== Record extracts
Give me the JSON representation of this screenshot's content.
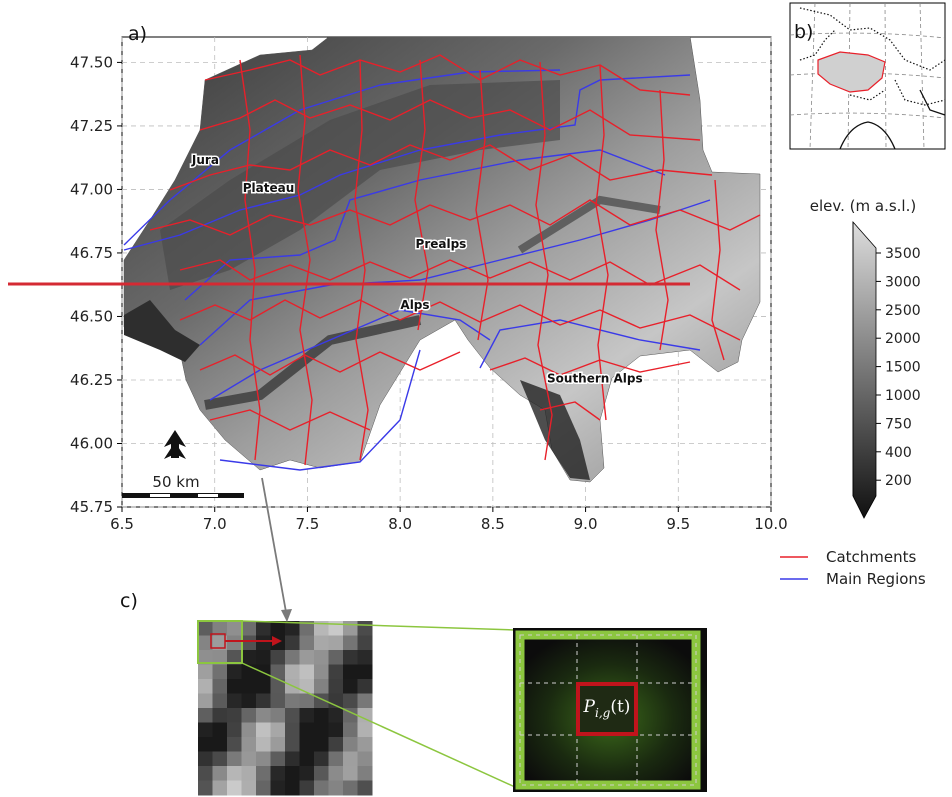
{
  "panel_a": {
    "label": "a)",
    "x_ticks": [
      "6.5",
      "7.0",
      "7.5",
      "8.0",
      "8.5",
      "9.0",
      "9.5",
      "10.0"
    ],
    "y_ticks": [
      "47.50",
      "47.25",
      "47.00",
      "46.75",
      "46.50",
      "46.25",
      "46.00",
      "45.75"
    ],
    "xlim": [
      6.5,
      10.0
    ],
    "ylim": [
      45.75,
      47.6
    ],
    "grid": true,
    "regions": [
      {
        "name": "Jura",
        "lon": 6.95,
        "lat": 47.1
      },
      {
        "name": "Plateau",
        "lon": 7.29,
        "lat": 46.99
      },
      {
        "name": "Prealps",
        "lon": 8.22,
        "lat": 46.77
      },
      {
        "name": "Alps",
        "lon": 8.08,
        "lat": 46.53
      },
      {
        "name": "Southern Alps",
        "lon": 9.05,
        "lat": 46.24
      }
    ],
    "scale_bar_label": "50 km",
    "north_arrow": "north-arrow-icon"
  },
  "panel_b": {
    "label": "b)"
  },
  "panel_c": {
    "label": "c)",
    "cell_label": "P",
    "cell_subscript": "i,g",
    "cell_suffix": "(t)"
  },
  "colorbar": {
    "title": "elev. (m a.s.l.)",
    "ticks": [
      "3500",
      "3000",
      "2500",
      "2000",
      "1500",
      "1000",
      "750",
      "400",
      "200"
    ]
  },
  "legend": [
    {
      "label": "Catchments",
      "color": "#e8202a"
    },
    {
      "label": "Main Regions",
      "color": "#3a3ae8"
    }
  ],
  "colors": {
    "catchment": "#e8202a",
    "region_border": "#3a3ae8",
    "highlight_green": "#8cc63f",
    "red_marker": "#c0141c"
  }
}
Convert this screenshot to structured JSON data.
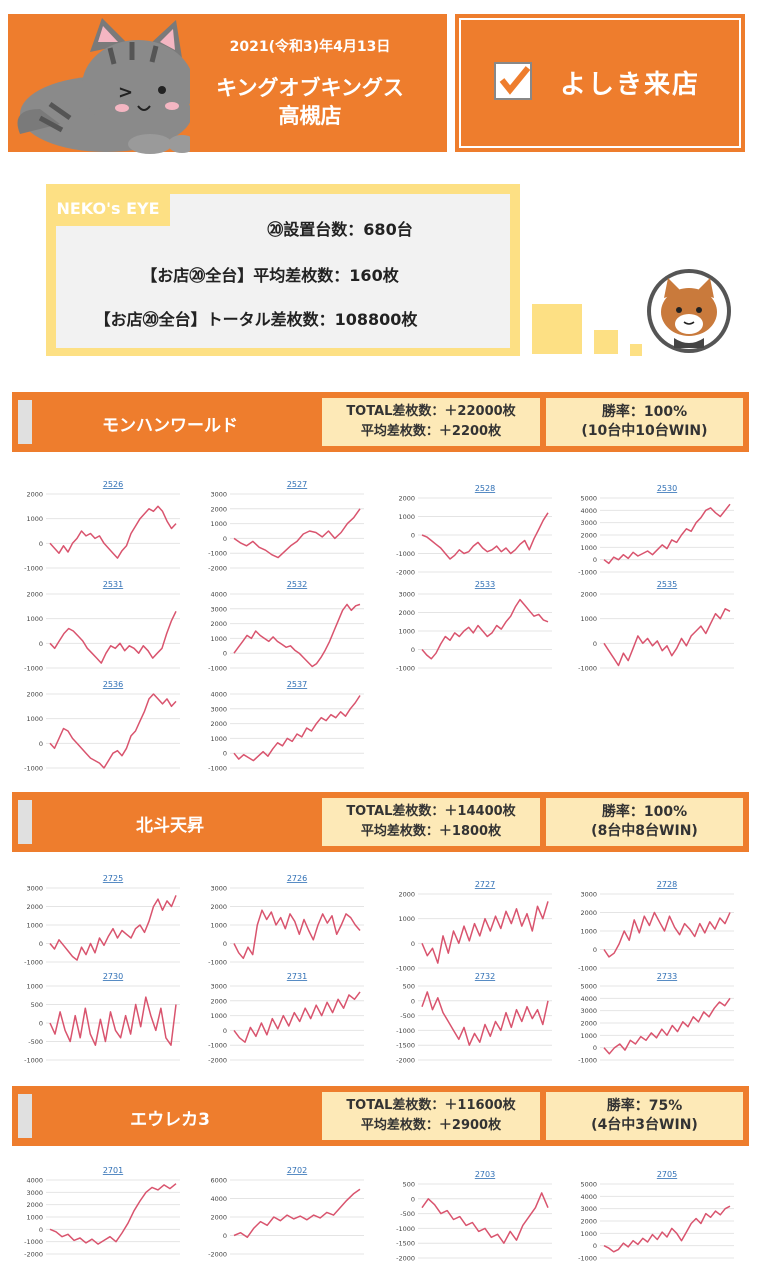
{
  "header": {
    "date": "2021(令和3)年4月13日",
    "store_line1": "キングオブキングス",
    "store_line2": "高槻店",
    "visit_label": "よしき来店",
    "brand_color": "#ee7d2d"
  },
  "neko": {
    "tag": "NEKO's EYE",
    "line1": "⑳設置台数：680台",
    "line2": "【お店⑳全台】平均差枚数：160枚",
    "line3": "【お店⑳全台】トータル差枚数：108800枚"
  },
  "sections": [
    {
      "title": "モンハンワールド",
      "total": "TOTAL差枚数：＋22000枚",
      "avg": "平均差枚数：＋2200枚",
      "winrate": "勝率：100%",
      "winsub": "(10台中10台WIN)"
    },
    {
      "title": "北斗天昇",
      "total": "TOTAL差枚数：＋14400枚",
      "avg": "平均差枚数：＋1800枚",
      "winrate": "勝率：100%",
      "winsub": "(8台中8台WIN)"
    },
    {
      "title": "エウレカ3",
      "total": "TOTAL差枚数：＋11600枚",
      "avg": "平均差枚数：＋2900枚",
      "winrate": "勝率：75%",
      "winsub": "(4台中3台WIN)"
    }
  ],
  "chart_data": [
    {
      "type": "line",
      "title": "2526",
      "ylim": [
        -1000,
        2000
      ],
      "yticks": [
        -1000,
        0,
        1000,
        2000
      ],
      "values": [
        0,
        -200,
        -400,
        -100,
        -350,
        0,
        200,
        500,
        300,
        400,
        200,
        300,
        0,
        -200,
        -400,
        -600,
        -300,
        -100,
        400,
        700,
        1000,
        1200,
        1400,
        1300,
        1500,
        1300,
        900,
        600,
        800
      ]
    },
    {
      "type": "line",
      "title": "2527",
      "ylim": [
        -2000,
        3000
      ],
      "yticks": [
        -2000,
        -1000,
        0,
        1000,
        2000,
        3000
      ],
      "values": [
        0,
        -300,
        -500,
        -200,
        -600,
        -800,
        -1100,
        -1300,
        -900,
        -500,
        -200,
        300,
        500,
        400,
        100,
        500,
        0,
        400,
        1000,
        1400,
        2000
      ]
    },
    {
      "type": "line",
      "title": "2528",
      "ylim": [
        -2000,
        2000
      ],
      "yticks": [
        -2000,
        -1000,
        0,
        1000,
        2000
      ],
      "values": [
        0,
        -100,
        -300,
        -500,
        -700,
        -1000,
        -1300,
        -1100,
        -800,
        -1000,
        -900,
        -600,
        -400,
        -700,
        -900,
        -800,
        -600,
        -900,
        -700,
        -1000,
        -800,
        -500,
        -300,
        -800,
        -200,
        300,
        800,
        1200
      ]
    },
    {
      "type": "line",
      "title": "2530",
      "ylim": [
        -1000,
        5000
      ],
      "yticks": [
        -1000,
        0,
        1000,
        2000,
        3000,
        4000,
        5000
      ],
      "values": [
        0,
        -300,
        200,
        0,
        400,
        100,
        600,
        300,
        500,
        700,
        400,
        800,
        1200,
        900,
        1600,
        1400,
        2000,
        2500,
        2300,
        3000,
        3400,
        4000,
        4200,
        3800,
        3500,
        4000,
        4500
      ]
    },
    {
      "type": "line",
      "title": "2531",
      "ylim": [
        -1000,
        2000
      ],
      "yticks": [
        -1000,
        0,
        1000,
        2000
      ],
      "values": [
        0,
        -200,
        100,
        400,
        600,
        500,
        300,
        100,
        -200,
        -400,
        -600,
        -800,
        -400,
        -100,
        -200,
        0,
        -300,
        -100,
        -200,
        -400,
        -100,
        -300,
        -600,
        -400,
        -200,
        400,
        900,
        1300
      ]
    },
    {
      "type": "line",
      "title": "2532",
      "ylim": [
        -1000,
        4000
      ],
      "yticks": [
        -1000,
        0,
        1000,
        2000,
        3000,
        4000
      ],
      "values": [
        0,
        400,
        800,
        1200,
        1000,
        1500,
        1200,
        1000,
        800,
        1100,
        800,
        600,
        400,
        500,
        200,
        0,
        -300,
        -600,
        -900,
        -700,
        -300,
        200,
        800,
        1500,
        2200,
        2900,
        3300,
        2900,
        3200,
        3300
      ]
    },
    {
      "type": "line",
      "title": "2533",
      "ylim": [
        -1000,
        3000
      ],
      "yticks": [
        -1000,
        0,
        1000,
        2000,
        3000
      ],
      "values": [
        0,
        -300,
        -500,
        -200,
        300,
        700,
        500,
        900,
        700,
        1000,
        1200,
        900,
        1300,
        1000,
        700,
        900,
        1300,
        1100,
        1500,
        1800,
        2300,
        2700,
        2400,
        2100,
        1800,
        1900,
        1600,
        1500
      ]
    },
    {
      "type": "line",
      "title": "2535",
      "ylim": [
        -1000,
        2000
      ],
      "yticks": [
        -1000,
        0,
        1000,
        2000
      ],
      "values": [
        0,
        -300,
        -600,
        -900,
        -400,
        -700,
        -200,
        300,
        0,
        200,
        -100,
        100,
        -300,
        -100,
        -500,
        -200,
        200,
        -100,
        300,
        500,
        700,
        400,
        800,
        1200,
        1000,
        1400,
        1300
      ]
    },
    {
      "type": "line",
      "title": "2536",
      "ylim": [
        -1000,
        2000
      ],
      "yticks": [
        -1000,
        0,
        1000,
        2000
      ],
      "values": [
        0,
        -200,
        200,
        600,
        500,
        200,
        0,
        -200,
        -400,
        -600,
        -700,
        -800,
        -1000,
        -700,
        -400,
        -300,
        -500,
        -200,
        300,
        500,
        900,
        1300,
        1800,
        2000,
        1800,
        1600,
        1800,
        1500,
        1700
      ]
    },
    {
      "type": "line",
      "title": "2537",
      "ylim": [
        -1000,
        4000
      ],
      "yticks": [
        -1000,
        0,
        1000,
        2000,
        3000,
        4000
      ],
      "values": [
        0,
        -400,
        -100,
        -300,
        -500,
        -200,
        100,
        -200,
        300,
        700,
        500,
        1000,
        800,
        1300,
        1100,
        1700,
        1500,
        2000,
        2400,
        2200,
        2600,
        2400,
        2800,
        2500,
        3000,
        3400,
        3900
      ]
    },
    {
      "type": "line",
      "title": "2725",
      "ylim": [
        -1000,
        3000
      ],
      "yticks": [
        -1000,
        0,
        1000,
        2000,
        3000
      ],
      "values": [
        0,
        -300,
        200,
        -100,
        -400,
        -700,
        -900,
        -200,
        -600,
        0,
        -500,
        300,
        -100,
        400,
        800,
        300,
        700,
        500,
        300,
        800,
        1000,
        600,
        1200,
        2000,
        2400,
        1800,
        2300,
        2000,
        2600
      ]
    },
    {
      "type": "line",
      "title": "2726",
      "ylim": [
        -1000,
        3000
      ],
      "yticks": [
        -1000,
        0,
        1000,
        2000,
        3000
      ],
      "values": [
        0,
        -500,
        -800,
        -200,
        -600,
        1000,
        1800,
        1300,
        1700,
        1000,
        1400,
        800,
        1600,
        1200,
        500,
        1300,
        700,
        200,
        1000,
        1600,
        1100,
        1500,
        500,
        1000,
        1600,
        1400,
        1000,
        700
      ]
    },
    {
      "type": "line",
      "title": "2727",
      "ylim": [
        -1000,
        2000
      ],
      "yticks": [
        -1000,
        0,
        1000,
        2000
      ],
      "values": [
        0,
        -500,
        -200,
        -800,
        300,
        -400,
        500,
        0,
        700,
        100,
        800,
        300,
        1000,
        500,
        1100,
        600,
        1300,
        800,
        1400,
        700,
        1200,
        500,
        1500,
        1000,
        1700
      ]
    },
    {
      "type": "line",
      "title": "2728",
      "ylim": [
        -1000,
        3000
      ],
      "yticks": [
        -1000,
        0,
        1000,
        2000,
        3000
      ],
      "values": [
        0,
        -400,
        -200,
        300,
        1000,
        500,
        1600,
        900,
        1800,
        1300,
        2000,
        1500,
        1000,
        1800,
        1200,
        800,
        1400,
        1100,
        700,
        1400,
        900,
        1500,
        1100,
        1700,
        1400,
        2000
      ]
    },
    {
      "type": "line",
      "title": "2730",
      "ylim": [
        -1000,
        1000
      ],
      "yticks": [
        -1000,
        -500,
        0,
        500,
        1000
      ],
      "values": [
        0,
        -300,
        300,
        -200,
        -500,
        200,
        -400,
        400,
        -300,
        -600,
        100,
        -500,
        300,
        -200,
        -400,
        200,
        -300,
        500,
        -100,
        700,
        200,
        -200,
        400,
        -400,
        -600,
        500
      ]
    },
    {
      "type": "line",
      "title": "2731",
      "ylim": [
        -2000,
        3000
      ],
      "yticks": [
        -2000,
        -1000,
        0,
        1000,
        2000,
        3000
      ],
      "values": [
        0,
        -500,
        -800,
        200,
        -400,
        500,
        -300,
        800,
        100,
        1000,
        300,
        1200,
        600,
        1500,
        800,
        1700,
        1000,
        1900,
        1200,
        2100,
        1500,
        2400,
        2100,
        2600
      ]
    },
    {
      "type": "line",
      "title": "2732",
      "ylim": [
        -2000,
        500
      ],
      "yticks": [
        -2000,
        -1500,
        -1000,
        -500,
        0,
        500
      ],
      "values": [
        -200,
        300,
        -300,
        100,
        -400,
        -700,
        -1000,
        -1300,
        -900,
        -1500,
        -1100,
        -1400,
        -800,
        -1200,
        -700,
        -1000,
        -400,
        -900,
        -300,
        -700,
        -200,
        -600,
        -300,
        -800,
        0
      ]
    },
    {
      "type": "line",
      "title": "2733",
      "ylim": [
        -1000,
        5000
      ],
      "yticks": [
        -1000,
        0,
        1000,
        2000,
        3000,
        4000,
        5000
      ],
      "values": [
        0,
        -500,
        0,
        300,
        -200,
        600,
        300,
        900,
        600,
        1200,
        800,
        1500,
        1000,
        1800,
        1300,
        2100,
        1700,
        2500,
        2100,
        2900,
        2500,
        3200,
        3700,
        3400,
        4000
      ]
    },
    {
      "type": "line",
      "title": "2701",
      "ylim": [
        -2000,
        4000
      ],
      "yticks": [
        -2000,
        -1000,
        0,
        1000,
        2000,
        3000,
        4000
      ],
      "values": [
        0,
        -200,
        -600,
        -400,
        -900,
        -700,
        -1100,
        -800,
        -1200,
        -900,
        -600,
        -1000,
        -300,
        500,
        1500,
        2300,
        3000,
        3400,
        3200,
        3600,
        3300,
        3700
      ]
    },
    {
      "type": "line",
      "title": "2702",
      "ylim": [
        -2000,
        6000
      ],
      "yticks": [
        -2000,
        0,
        2000,
        4000,
        6000
      ],
      "values": [
        0,
        300,
        -200,
        800,
        1500,
        1100,
        2000,
        1600,
        2200,
        1800,
        2100,
        1700,
        2200,
        1900,
        2500,
        2200,
        3000,
        3800,
        4500,
        5000
      ]
    },
    {
      "type": "line",
      "title": "2703",
      "ylim": [
        -2000,
        500
      ],
      "yticks": [
        -2000,
        -1500,
        -1000,
        -500,
        0,
        500
      ],
      "values": [
        -300,
        0,
        -200,
        -500,
        -400,
        -700,
        -600,
        -900,
        -800,
        -1100,
        -1000,
        -1300,
        -1200,
        -1500,
        -1100,
        -1400,
        -900,
        -600,
        -300,
        200,
        -300
      ]
    },
    {
      "type": "line",
      "title": "2705",
      "ylim": [
        -1000,
        5000
      ],
      "yticks": [
        -1000,
        0,
        1000,
        2000,
        3000,
        4000,
        5000
      ],
      "values": [
        0,
        -200,
        -500,
        -300,
        200,
        -100,
        400,
        100,
        600,
        300,
        900,
        500,
        1100,
        700,
        1400,
        1000,
        400,
        1100,
        1800,
        2200,
        1800,
        2600,
        2300,
        2800,
        2500,
        3000,
        3200
      ]
    }
  ]
}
====
[What to produce] List each line holding the string "name".

[The answer]
        "name": "Jura",
        "name": "Plateau",
        "name": "Prealps",
        "name": "Alps",
        "name": "Southern Alps",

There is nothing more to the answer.